**REQUIREMENTS:** Search the records for the word "lease" and report each line that has it.

**DATA SECTION:**
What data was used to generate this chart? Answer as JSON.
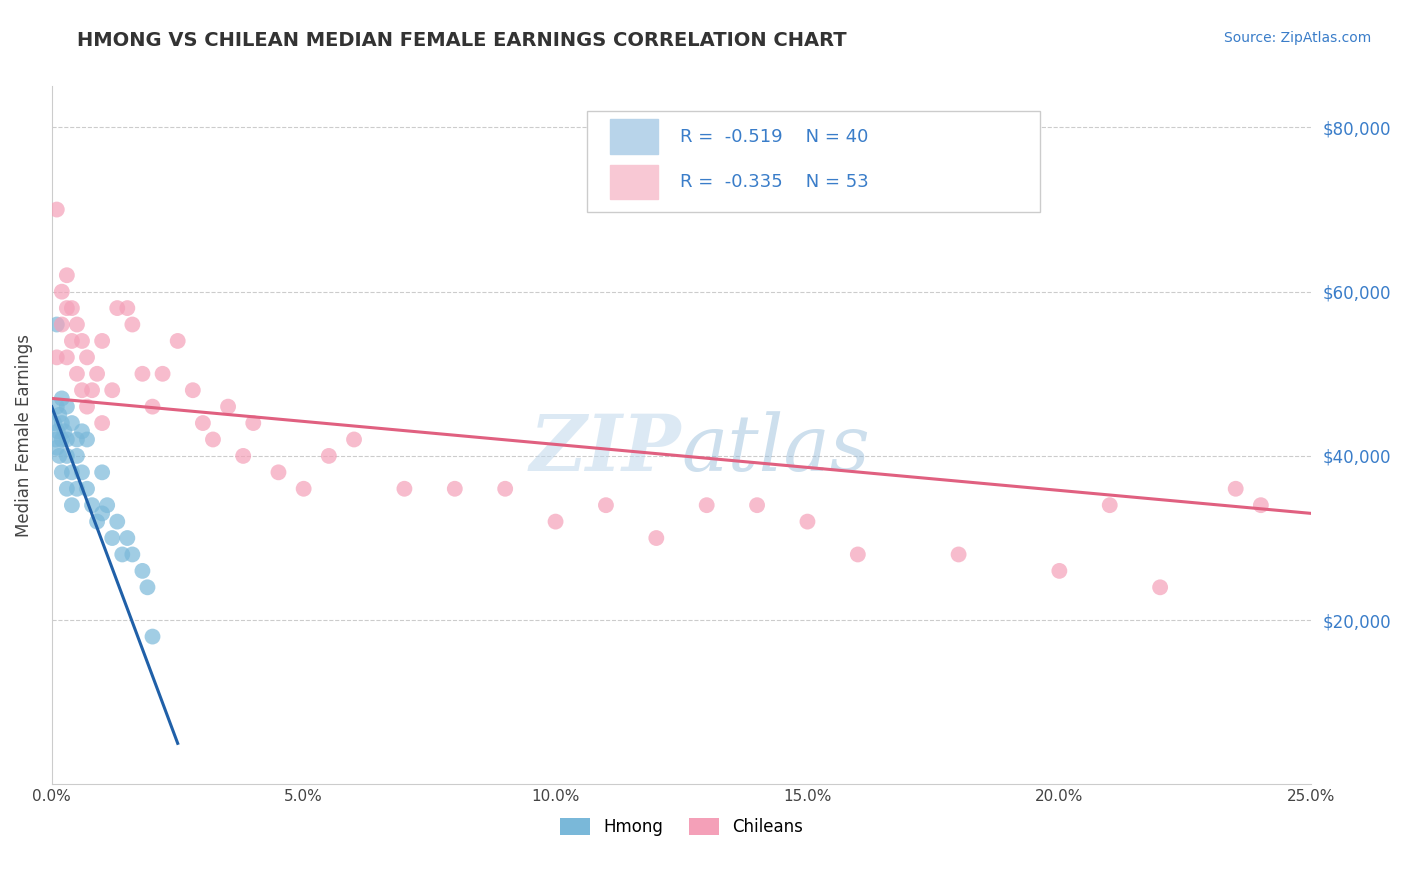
{
  "title": "HMONG VS CHILEAN MEDIAN FEMALE EARNINGS CORRELATION CHART",
  "source_text": "Source: ZipAtlas.com",
  "ylabel": "Median Female Earnings",
  "watermark": "ZIPatlas",
  "xlim": [
    0.0,
    0.25
  ],
  "ylim": [
    0,
    85000
  ],
  "yticks": [
    20000,
    40000,
    60000,
    80000
  ],
  "ytick_labels": [
    "$20,000",
    "$40,000",
    "$60,000",
    "$80,000"
  ],
  "xticks": [
    0.0,
    0.05,
    0.1,
    0.15,
    0.2,
    0.25
  ],
  "xtick_labels": [
    "0.0%",
    "5.0%",
    "10.0%",
    "15.0%",
    "20.0%",
    "25.0%"
  ],
  "hmong_R": "-0.519",
  "hmong_N": "40",
  "chilean_R": "-0.335",
  "chilean_N": "53",
  "hmong_color": "#7ab8d9",
  "chilean_color": "#f4a0b8",
  "hmong_line_color": "#2060a8",
  "chilean_line_color": "#e06080",
  "legend_box_color_hmong": "#b8d4ea",
  "legend_box_color_chilean": "#f8c8d4",
  "hmong_x": [
    0.0005,
    0.0008,
    0.001,
    0.001,
    0.001,
    0.0012,
    0.0015,
    0.0015,
    0.002,
    0.002,
    0.002,
    0.002,
    0.0025,
    0.003,
    0.003,
    0.003,
    0.003,
    0.004,
    0.004,
    0.004,
    0.005,
    0.005,
    0.005,
    0.006,
    0.006,
    0.007,
    0.007,
    0.008,
    0.009,
    0.01,
    0.01,
    0.011,
    0.012,
    0.013,
    0.014,
    0.015,
    0.016,
    0.018,
    0.019,
    0.02
  ],
  "hmong_y": [
    44000,
    42000,
    56000,
    46000,
    41000,
    43000,
    45000,
    40000,
    47000,
    44000,
    42000,
    38000,
    43000,
    46000,
    42000,
    40000,
    36000,
    44000,
    38000,
    34000,
    42000,
    40000,
    36000,
    43000,
    38000,
    42000,
    36000,
    34000,
    32000,
    38000,
    33000,
    34000,
    30000,
    32000,
    28000,
    30000,
    28000,
    26000,
    24000,
    18000
  ],
  "hmong_line_x": [
    0.0,
    0.025
  ],
  "hmong_line_y": [
    46000,
    5000
  ],
  "chilean_x": [
    0.001,
    0.001,
    0.002,
    0.002,
    0.003,
    0.003,
    0.003,
    0.004,
    0.004,
    0.005,
    0.005,
    0.006,
    0.006,
    0.007,
    0.007,
    0.008,
    0.009,
    0.01,
    0.01,
    0.012,
    0.013,
    0.015,
    0.016,
    0.018,
    0.02,
    0.022,
    0.025,
    0.028,
    0.03,
    0.032,
    0.035,
    0.038,
    0.04,
    0.045,
    0.05,
    0.055,
    0.06,
    0.07,
    0.08,
    0.09,
    0.1,
    0.11,
    0.12,
    0.13,
    0.14,
    0.15,
    0.16,
    0.18,
    0.2,
    0.21,
    0.22,
    0.235,
    0.24
  ],
  "chilean_y": [
    70000,
    52000,
    60000,
    56000,
    62000,
    58000,
    52000,
    58000,
    54000,
    56000,
    50000,
    54000,
    48000,
    52000,
    46000,
    48000,
    50000,
    54000,
    44000,
    48000,
    58000,
    58000,
    56000,
    50000,
    46000,
    50000,
    54000,
    48000,
    44000,
    42000,
    46000,
    40000,
    44000,
    38000,
    36000,
    40000,
    42000,
    36000,
    36000,
    36000,
    32000,
    34000,
    30000,
    34000,
    34000,
    32000,
    28000,
    28000,
    26000,
    34000,
    24000,
    36000,
    34000
  ],
  "chilean_line_x": [
    0.0,
    0.25
  ],
  "chilean_line_y": [
    47000,
    33000
  ]
}
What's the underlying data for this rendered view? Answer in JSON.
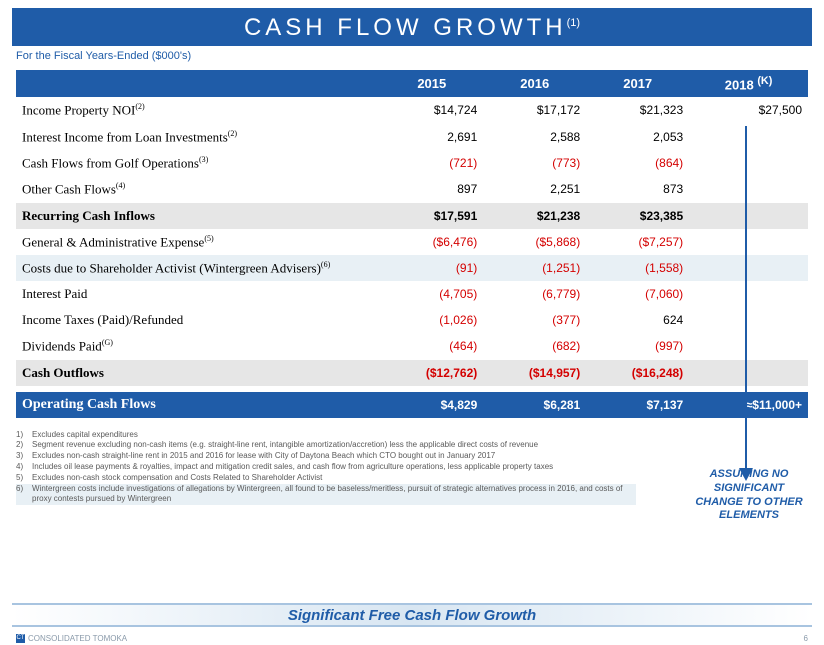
{
  "title": "CASH FLOW GROWTH",
  "title_sup": "(1)",
  "subtitle": "For the Fiscal Years-Ended  ($000's)",
  "colors": {
    "primary": "#1f5ca8",
    "negative": "#d40000",
    "row_grey": "#e6e6e6",
    "row_lightblue": "#e8f0f5",
    "background": "#ffffff"
  },
  "table": {
    "headers": [
      "",
      "2015",
      "2016",
      "2017",
      "2018 "
    ],
    "header_sup_last": "(K)",
    "rows": [
      {
        "label": "Income Property NOI",
        "sup": "(2)",
        "cells": [
          "$14,724",
          "$17,172",
          "$21,323",
          "$27,500"
        ],
        "neg": [
          false,
          false,
          false,
          false
        ],
        "style": ""
      },
      {
        "label": "Interest Income from Loan Investments",
        "sup": "(2)",
        "cells": [
          "2,691",
          "2,588",
          "2,053",
          ""
        ],
        "neg": [
          false,
          false,
          false,
          false
        ],
        "style": ""
      },
      {
        "label": "Cash Flows from Golf Operations",
        "sup": "(3)",
        "cells": [
          "(721)",
          "(773)",
          "(864)",
          ""
        ],
        "neg": [
          true,
          true,
          true,
          false
        ],
        "style": ""
      },
      {
        "label": "Other Cash Flows",
        "sup": "(4)",
        "cells": [
          "897",
          "2,251",
          "873",
          ""
        ],
        "neg": [
          false,
          false,
          false,
          false
        ],
        "style": ""
      },
      {
        "label": "Recurring Cash Inflows",
        "sup": "",
        "cells": [
          "$17,591",
          "$21,238",
          "$23,385",
          ""
        ],
        "neg": [
          false,
          false,
          false,
          false
        ],
        "style": "row-grey"
      },
      {
        "label": "General & Administrative Expense",
        "sup": "(5)",
        "cells": [
          "($6,476)",
          "($5,868)",
          "($7,257)",
          ""
        ],
        "neg": [
          true,
          true,
          true,
          false
        ],
        "style": ""
      },
      {
        "label": "Costs due to Shareholder Activist (Wintergreen Advisers)",
        "sup": "(6)",
        "cells": [
          "(91)",
          "(1,251)",
          "(1,558)",
          ""
        ],
        "neg": [
          true,
          true,
          true,
          false
        ],
        "style": "row-lightblue"
      },
      {
        "label": "Interest Paid",
        "sup": "",
        "cells": [
          "(4,705)",
          "(6,779)",
          "(7,060)",
          ""
        ],
        "neg": [
          true,
          true,
          true,
          false
        ],
        "style": ""
      },
      {
        "label": "Income Taxes (Paid)/Refunded",
        "sup": "",
        "cells": [
          "(1,026)",
          "(377)",
          "624",
          ""
        ],
        "neg": [
          true,
          true,
          false,
          false
        ],
        "style": ""
      },
      {
        "label": "Dividends Paid",
        "sup": "(G)",
        "cells": [
          "(464)",
          "(682)",
          "(997)",
          ""
        ],
        "neg": [
          true,
          true,
          true,
          false
        ],
        "style": ""
      },
      {
        "label": "Cash Outflows",
        "sup": "",
        "cells": [
          "($12,762)",
          "($14,957)",
          "($16,248)",
          ""
        ],
        "neg": [
          true,
          true,
          true,
          false
        ],
        "style": "row-grey"
      }
    ],
    "total_row": {
      "label": "Operating Cash Flows",
      "cells": [
        "$4,829",
        "$6,281",
        "$7,137",
        "≈$11,000+"
      ]
    }
  },
  "assumption": "ASSUMING NO SIGNIFICANT CHANGE TO OTHER ELEMENTS",
  "footnotes": [
    {
      "n": "1)",
      "t": "Excludes capital expenditures",
      "hl": false
    },
    {
      "n": "2)",
      "t": "Segment revenue excluding non-cash items (e.g. straight-line rent, intangible amortization/accretion) less the applicable direct costs of revenue",
      "hl": false
    },
    {
      "n": "3)",
      "t": "Excludes non-cash straight-line rent in 2015 and 2016 for lease with City of Daytona Beach which CTO bought out in January 2017",
      "hl": false
    },
    {
      "n": "4)",
      "t": "Includes oil lease payments & royalties, impact and mitigation credit sales, and cash flow from agriculture operations, less applicable property taxes",
      "hl": false
    },
    {
      "n": "5)",
      "t": "Excludes non-cash stock compensation and Costs Related to Shareholder Activist",
      "hl": false
    },
    {
      "n": "6)",
      "t": "Wintergreen costs include investigations of allegations by Wintergreen, all found to be baseless/meritless, pursuit of strategic alternatives process in 2016, and costs of proxy contests pursued by Wintergreen",
      "hl": true
    }
  ],
  "bottom_strip": "Significant Free Cash Flow Growth",
  "footer_company": "CONSOLIDATED TOMOKA",
  "footer_page": "6"
}
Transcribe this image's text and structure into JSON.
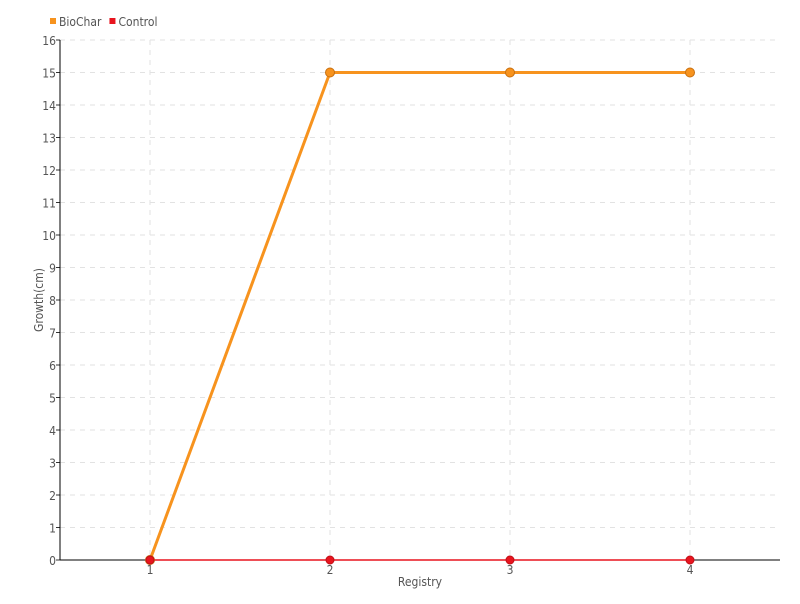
{
  "chart_data": {
    "type": "line",
    "title": "",
    "xlabel": "Registry",
    "ylabel": "Growth(cm)",
    "x": [
      1,
      2,
      3,
      4
    ],
    "xlim": [
      0.5,
      4.5
    ],
    "ylim": [
      0,
      16
    ],
    "yticks": [
      0,
      1,
      2,
      3,
      4,
      5,
      6,
      7,
      8,
      9,
      10,
      11,
      12,
      13,
      14,
      15,
      16
    ],
    "xticks": [
      1,
      2,
      3,
      4
    ],
    "grid": true,
    "legend_placement": "top-left",
    "series": [
      {
        "name": "BioChar",
        "values": [
          0,
          15,
          15,
          15
        ],
        "color": "#f7931e"
      },
      {
        "name": "Control",
        "values": [
          0,
          0,
          0,
          0
        ],
        "color": "#e8141e"
      }
    ]
  }
}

**RESULT FOR THIS TASK:**
      "t": "Excludes non-cash straight-line rent in 2015 and 2016 for lease with City of Daytona Beach which CTO bought out in January 2017",
      "t": "Includes oil lease payments & royalties, impact and mitigation credit sales, and cash flow from agriculture operations, less applicable property taxes",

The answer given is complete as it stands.